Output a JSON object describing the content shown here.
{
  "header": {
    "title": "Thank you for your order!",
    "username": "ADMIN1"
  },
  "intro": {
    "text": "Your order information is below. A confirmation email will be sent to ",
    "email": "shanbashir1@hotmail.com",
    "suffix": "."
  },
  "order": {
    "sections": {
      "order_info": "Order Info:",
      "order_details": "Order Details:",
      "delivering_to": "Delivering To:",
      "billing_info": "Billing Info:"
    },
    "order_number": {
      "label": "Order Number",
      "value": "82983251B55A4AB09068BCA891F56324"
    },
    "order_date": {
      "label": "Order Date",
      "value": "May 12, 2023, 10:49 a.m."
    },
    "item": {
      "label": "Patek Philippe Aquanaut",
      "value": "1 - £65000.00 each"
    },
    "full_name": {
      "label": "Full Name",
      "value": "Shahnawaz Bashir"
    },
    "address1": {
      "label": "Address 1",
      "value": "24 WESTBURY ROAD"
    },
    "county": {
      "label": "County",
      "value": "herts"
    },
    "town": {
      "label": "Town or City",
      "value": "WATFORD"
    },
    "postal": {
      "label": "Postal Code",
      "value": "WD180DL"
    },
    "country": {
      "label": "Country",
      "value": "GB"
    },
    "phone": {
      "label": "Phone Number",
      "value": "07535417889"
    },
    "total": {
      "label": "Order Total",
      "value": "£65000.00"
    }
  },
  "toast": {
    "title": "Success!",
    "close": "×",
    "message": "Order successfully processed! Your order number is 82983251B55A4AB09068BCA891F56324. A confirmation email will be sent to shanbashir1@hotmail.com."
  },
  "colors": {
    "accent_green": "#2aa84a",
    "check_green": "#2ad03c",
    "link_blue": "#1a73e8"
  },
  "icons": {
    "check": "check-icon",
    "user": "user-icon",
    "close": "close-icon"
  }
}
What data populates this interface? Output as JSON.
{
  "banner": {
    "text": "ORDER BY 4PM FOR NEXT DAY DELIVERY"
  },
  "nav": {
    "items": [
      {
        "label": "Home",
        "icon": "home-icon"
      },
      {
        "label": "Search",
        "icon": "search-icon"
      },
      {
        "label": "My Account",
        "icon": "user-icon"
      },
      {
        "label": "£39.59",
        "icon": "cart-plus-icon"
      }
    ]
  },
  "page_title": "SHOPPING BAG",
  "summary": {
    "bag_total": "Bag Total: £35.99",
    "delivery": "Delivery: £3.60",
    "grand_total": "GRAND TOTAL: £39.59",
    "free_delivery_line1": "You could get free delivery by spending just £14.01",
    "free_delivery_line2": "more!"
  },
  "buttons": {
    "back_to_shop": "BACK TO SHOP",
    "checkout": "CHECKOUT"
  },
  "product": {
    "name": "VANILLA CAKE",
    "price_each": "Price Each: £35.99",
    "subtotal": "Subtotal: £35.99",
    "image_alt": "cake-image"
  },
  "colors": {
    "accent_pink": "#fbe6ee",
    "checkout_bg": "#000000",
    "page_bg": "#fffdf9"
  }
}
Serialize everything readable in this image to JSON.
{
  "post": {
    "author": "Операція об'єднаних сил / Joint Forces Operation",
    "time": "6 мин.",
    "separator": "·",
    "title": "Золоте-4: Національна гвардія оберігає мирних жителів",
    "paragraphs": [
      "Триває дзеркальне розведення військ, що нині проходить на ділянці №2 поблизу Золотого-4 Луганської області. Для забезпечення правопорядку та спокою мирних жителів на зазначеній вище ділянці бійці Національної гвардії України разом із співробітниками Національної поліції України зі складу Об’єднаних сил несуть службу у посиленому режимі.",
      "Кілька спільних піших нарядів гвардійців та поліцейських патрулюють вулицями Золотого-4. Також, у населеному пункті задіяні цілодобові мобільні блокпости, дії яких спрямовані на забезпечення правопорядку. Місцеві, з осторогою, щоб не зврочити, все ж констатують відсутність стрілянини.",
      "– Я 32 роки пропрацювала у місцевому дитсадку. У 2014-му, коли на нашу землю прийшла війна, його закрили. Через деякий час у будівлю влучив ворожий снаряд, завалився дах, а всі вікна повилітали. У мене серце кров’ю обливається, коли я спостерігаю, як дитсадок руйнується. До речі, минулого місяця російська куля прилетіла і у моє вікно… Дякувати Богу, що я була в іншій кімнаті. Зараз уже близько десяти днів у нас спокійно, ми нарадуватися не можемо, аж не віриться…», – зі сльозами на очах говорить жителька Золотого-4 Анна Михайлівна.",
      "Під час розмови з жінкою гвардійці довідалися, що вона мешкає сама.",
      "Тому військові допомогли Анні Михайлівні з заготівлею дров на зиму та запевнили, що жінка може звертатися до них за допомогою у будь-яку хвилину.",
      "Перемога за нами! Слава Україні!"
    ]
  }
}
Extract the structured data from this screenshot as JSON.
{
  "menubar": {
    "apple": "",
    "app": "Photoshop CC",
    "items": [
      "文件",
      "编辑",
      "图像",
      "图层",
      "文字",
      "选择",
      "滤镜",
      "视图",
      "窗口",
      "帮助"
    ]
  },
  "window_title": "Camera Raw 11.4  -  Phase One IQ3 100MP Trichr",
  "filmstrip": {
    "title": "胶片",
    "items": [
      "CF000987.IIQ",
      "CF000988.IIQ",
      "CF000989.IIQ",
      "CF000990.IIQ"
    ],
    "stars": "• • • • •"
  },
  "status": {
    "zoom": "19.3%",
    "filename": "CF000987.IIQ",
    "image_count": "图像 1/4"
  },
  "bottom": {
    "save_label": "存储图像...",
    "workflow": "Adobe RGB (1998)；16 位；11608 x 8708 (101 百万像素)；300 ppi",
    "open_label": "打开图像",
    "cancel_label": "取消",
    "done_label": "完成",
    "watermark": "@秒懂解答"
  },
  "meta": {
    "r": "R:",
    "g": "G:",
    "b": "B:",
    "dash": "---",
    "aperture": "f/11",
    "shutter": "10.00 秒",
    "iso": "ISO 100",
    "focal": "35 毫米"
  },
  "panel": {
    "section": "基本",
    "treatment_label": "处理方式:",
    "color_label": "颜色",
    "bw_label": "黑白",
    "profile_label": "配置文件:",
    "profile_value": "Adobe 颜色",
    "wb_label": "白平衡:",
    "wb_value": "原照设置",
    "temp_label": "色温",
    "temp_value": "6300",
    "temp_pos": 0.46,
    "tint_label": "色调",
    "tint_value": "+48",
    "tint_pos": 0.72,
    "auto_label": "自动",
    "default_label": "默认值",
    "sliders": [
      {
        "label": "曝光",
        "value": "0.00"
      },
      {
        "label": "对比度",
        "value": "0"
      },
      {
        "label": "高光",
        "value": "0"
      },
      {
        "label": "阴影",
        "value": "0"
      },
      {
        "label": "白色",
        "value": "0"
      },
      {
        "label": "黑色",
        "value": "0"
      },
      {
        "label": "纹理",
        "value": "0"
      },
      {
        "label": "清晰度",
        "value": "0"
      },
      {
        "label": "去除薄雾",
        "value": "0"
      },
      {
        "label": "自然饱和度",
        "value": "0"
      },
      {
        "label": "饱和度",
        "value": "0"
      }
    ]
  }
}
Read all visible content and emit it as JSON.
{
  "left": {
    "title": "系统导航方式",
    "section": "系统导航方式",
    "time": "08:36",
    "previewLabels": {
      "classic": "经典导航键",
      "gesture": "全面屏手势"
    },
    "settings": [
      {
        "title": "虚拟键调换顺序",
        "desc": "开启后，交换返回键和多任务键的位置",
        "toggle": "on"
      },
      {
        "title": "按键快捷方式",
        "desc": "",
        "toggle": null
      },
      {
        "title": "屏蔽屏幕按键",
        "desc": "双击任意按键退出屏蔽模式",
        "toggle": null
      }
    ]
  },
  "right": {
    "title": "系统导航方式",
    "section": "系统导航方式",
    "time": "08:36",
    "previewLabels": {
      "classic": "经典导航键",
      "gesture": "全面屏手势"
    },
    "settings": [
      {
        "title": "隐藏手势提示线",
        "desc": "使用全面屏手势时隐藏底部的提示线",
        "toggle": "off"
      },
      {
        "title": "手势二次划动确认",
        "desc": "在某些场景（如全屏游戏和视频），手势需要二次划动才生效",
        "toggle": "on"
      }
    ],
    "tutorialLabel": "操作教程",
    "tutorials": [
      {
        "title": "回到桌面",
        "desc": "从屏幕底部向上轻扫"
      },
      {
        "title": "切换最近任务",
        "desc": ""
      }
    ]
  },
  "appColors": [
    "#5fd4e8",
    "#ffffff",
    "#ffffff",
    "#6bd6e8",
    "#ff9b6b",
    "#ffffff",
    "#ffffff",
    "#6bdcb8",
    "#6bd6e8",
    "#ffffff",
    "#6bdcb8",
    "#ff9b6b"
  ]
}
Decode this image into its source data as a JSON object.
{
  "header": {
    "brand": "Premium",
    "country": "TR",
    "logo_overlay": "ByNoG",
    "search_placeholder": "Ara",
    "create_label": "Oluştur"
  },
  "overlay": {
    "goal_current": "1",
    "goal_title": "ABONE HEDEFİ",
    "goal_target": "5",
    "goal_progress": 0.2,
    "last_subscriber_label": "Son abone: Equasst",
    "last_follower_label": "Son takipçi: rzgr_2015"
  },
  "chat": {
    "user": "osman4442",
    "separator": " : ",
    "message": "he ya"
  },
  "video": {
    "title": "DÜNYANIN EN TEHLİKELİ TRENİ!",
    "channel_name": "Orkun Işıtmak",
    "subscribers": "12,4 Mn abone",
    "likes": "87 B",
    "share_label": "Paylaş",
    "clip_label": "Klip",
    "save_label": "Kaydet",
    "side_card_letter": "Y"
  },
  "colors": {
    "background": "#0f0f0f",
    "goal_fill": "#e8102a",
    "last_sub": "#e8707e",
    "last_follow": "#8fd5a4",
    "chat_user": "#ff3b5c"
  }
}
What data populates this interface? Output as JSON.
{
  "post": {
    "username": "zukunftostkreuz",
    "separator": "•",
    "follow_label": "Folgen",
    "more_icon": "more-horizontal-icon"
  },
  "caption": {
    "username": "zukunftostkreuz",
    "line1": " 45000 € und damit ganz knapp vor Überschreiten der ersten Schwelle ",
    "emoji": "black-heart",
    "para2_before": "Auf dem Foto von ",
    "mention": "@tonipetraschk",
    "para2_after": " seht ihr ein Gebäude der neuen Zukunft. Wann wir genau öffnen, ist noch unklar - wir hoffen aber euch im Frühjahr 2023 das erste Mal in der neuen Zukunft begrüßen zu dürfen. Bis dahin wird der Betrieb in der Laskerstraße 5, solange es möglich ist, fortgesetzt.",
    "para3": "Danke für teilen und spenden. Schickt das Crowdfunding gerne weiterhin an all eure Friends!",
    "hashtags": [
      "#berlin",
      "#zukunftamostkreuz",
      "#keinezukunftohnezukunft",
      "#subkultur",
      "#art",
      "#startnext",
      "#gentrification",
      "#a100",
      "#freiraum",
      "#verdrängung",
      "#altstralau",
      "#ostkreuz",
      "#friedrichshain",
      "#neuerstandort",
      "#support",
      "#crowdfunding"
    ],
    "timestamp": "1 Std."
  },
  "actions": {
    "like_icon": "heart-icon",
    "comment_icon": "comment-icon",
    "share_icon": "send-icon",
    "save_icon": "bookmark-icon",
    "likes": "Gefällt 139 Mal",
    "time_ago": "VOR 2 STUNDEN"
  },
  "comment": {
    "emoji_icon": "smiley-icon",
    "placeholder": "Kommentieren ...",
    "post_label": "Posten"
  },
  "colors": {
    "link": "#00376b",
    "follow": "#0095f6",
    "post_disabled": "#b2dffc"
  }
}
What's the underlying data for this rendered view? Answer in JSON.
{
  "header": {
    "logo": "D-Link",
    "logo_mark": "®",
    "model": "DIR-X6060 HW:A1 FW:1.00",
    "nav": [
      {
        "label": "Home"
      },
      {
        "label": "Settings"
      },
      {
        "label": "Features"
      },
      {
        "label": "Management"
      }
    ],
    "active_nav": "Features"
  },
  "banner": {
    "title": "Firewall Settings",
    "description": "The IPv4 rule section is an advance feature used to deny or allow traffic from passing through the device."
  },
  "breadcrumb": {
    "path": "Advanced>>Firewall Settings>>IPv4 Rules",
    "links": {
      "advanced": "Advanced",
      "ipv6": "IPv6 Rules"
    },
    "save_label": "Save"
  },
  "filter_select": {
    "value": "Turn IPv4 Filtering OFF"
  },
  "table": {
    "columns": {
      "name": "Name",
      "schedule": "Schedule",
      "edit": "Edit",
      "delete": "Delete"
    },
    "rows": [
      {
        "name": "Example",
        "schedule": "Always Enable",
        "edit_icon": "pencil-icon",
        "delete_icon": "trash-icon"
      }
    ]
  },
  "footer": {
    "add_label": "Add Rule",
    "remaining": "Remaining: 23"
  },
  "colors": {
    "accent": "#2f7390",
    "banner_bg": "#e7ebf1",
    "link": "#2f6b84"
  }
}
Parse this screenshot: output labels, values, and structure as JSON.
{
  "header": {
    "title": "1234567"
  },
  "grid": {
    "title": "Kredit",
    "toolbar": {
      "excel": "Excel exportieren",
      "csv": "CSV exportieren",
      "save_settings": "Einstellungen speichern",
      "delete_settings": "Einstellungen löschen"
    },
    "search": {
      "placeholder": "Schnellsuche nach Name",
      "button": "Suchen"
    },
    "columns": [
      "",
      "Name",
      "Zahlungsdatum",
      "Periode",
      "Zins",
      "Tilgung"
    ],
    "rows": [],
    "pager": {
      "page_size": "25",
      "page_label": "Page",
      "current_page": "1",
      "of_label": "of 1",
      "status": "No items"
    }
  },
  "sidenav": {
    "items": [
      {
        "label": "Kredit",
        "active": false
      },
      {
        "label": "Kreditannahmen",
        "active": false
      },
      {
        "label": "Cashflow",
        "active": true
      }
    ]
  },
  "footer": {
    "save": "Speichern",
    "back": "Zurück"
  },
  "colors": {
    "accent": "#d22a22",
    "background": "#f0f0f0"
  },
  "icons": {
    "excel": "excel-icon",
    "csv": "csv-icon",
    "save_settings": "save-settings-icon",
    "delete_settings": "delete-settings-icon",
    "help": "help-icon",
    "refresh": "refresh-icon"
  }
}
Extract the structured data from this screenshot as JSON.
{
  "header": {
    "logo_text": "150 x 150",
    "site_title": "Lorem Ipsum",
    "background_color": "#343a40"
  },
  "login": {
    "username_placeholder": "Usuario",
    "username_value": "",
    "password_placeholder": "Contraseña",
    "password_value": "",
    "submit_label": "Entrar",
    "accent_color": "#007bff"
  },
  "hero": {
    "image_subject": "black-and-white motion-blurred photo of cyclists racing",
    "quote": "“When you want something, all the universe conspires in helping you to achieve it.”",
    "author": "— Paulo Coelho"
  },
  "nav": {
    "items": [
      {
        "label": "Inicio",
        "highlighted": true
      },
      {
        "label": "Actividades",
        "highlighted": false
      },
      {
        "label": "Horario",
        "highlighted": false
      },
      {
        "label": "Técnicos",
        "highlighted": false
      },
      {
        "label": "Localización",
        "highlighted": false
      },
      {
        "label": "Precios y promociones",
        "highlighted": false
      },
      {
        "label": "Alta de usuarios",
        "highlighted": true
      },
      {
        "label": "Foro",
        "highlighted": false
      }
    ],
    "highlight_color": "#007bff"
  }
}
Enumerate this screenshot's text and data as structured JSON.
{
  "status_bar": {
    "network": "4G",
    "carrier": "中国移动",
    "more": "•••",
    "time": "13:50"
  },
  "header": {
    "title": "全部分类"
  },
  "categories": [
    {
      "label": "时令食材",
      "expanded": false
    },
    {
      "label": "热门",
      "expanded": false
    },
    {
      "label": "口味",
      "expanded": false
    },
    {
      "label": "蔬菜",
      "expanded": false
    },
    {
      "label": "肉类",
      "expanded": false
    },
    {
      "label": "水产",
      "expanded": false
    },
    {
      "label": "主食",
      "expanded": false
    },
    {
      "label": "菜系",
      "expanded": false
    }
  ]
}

━━━━━━━━

### WRITTEN EXERCISE
Locate each line with the word "JSON" and copy it.

### TASK RESULT
Output a JSON object describing the content shown here.
What data populates this interface? Output as JSON.
Serialize everything readable in this image to JSON.
Extract the structured data from this screenshot as JSON.
Read all visible content and emit it as JSON.
Decode this image into its source data as a JSON object.
What data populates this interface? Output as JSON.
What's the underlying data for this rendered view? Answer in JSON.
Parse this screenshot: output labels, values, and structure as JSON.
Extract the structured data from this screenshot as JSON.
Enumerate this screenshot's text and data as structured JSON.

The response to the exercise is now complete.